Start DATASET RECORDS

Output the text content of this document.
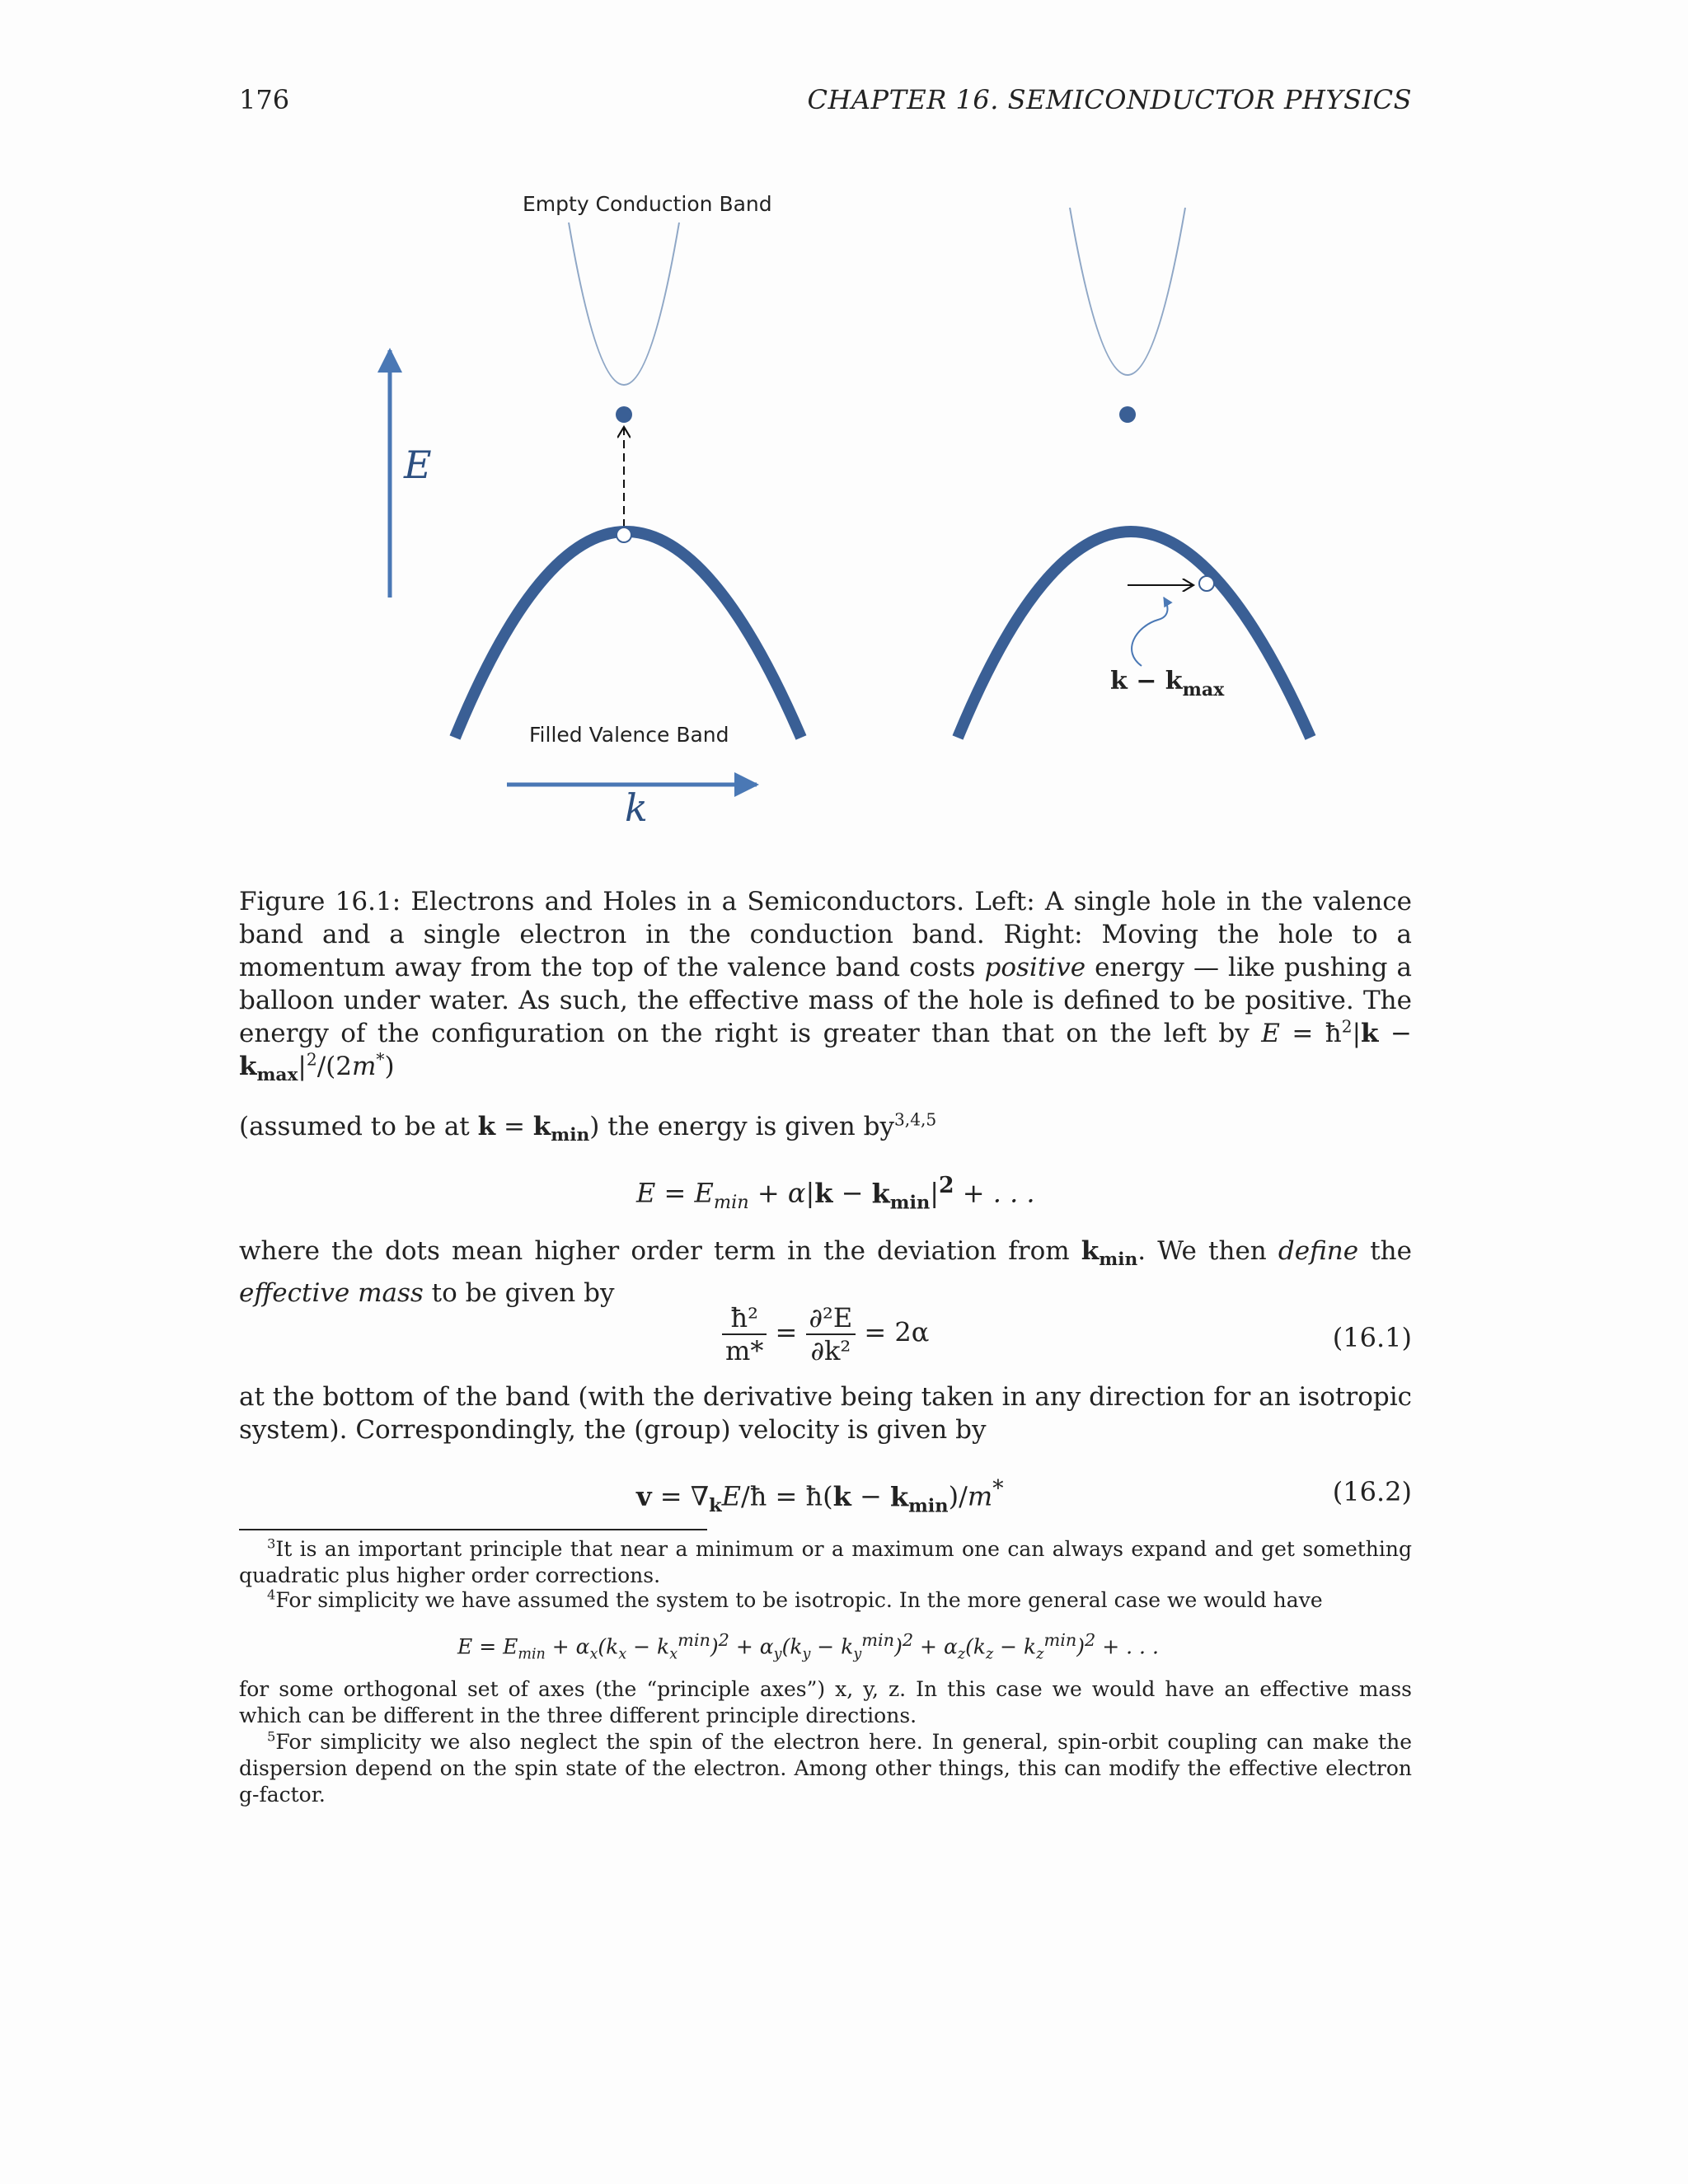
176	CHAPTER 16. SEMICONDUCTOR PHYSICS
Empty Conduction Band
E
Filled Valence Band
k
$k - k_{max}$
Figure 16.1: Electrons and Holes in a Semiconductors. Left: A single hole in the valence band and a single electron in the conduction band. Right: Moving the hole to a momentum away from the top of the valence band costs positive energy — like pushing a balloon under water. As such, the effective mass of the hole is defined to be positive. The energy of the configuration on the right is greater than that on the left by $E = ħ^2|k - k_{max}|^2/(2m^*)$
(assumed to be at $k = k_{min}$) the energy is given by$^{3,4,5}$
$E = E_{min} + \alpha|k - k_{min}|^2$ + . . .
where the dots mean higher order term in the deviation from $k_{min}$. We then define the effective mass to be given by
$\frac{\text{ħ²}}{m*} = \frac{\text{∂²E}}{\text{∂k²}} = 2\alpha$	(16.1)
at the bottom of the band (with the derivative being taken in any direction for an isotropic system). Correspondingly, the (group) velocity is given by
$v = \nabla_kE/ħ$ = ħ(k − $k_{min})/m^*$	(16.2)
$^3$It is an important principle that near a minimum or a maximum one can always expand and get something quadratic plus higher order corrections.
$^4$For simplicity we have assumed the system to be isotropic. In the more general case we would have
$E = E_{min} + \alpha_x(k_x - k_x^{min})^2 + \alpha_y(k_y - k_y^{min})^2 + \alpha_z(k_z - k_z^{min})^2$ + . . .
for some orthogonal set of axes (the “principle axes”) x, y, z. In this case we would have an effective mass which can be different in the three different principle directions.
$^5$For simplicity we also neglect the spin of the electron here. In general, spin-orbit coupling can make the dispersion depend on the spin state of the electron. Among other things, this can modify the effective electron g-factor.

End DATASET RECORDS

> _WORK REQUIRED_: Look above for every line with the word "assumed" and copy it.

> _ANSWER TO THIS TASK_:
(assumed to be at $k = k_{min}$) the energy is given by$^{3,4,5}$
$^4$For simplicity we have assumed the system to be isotropic. In the more general case we would have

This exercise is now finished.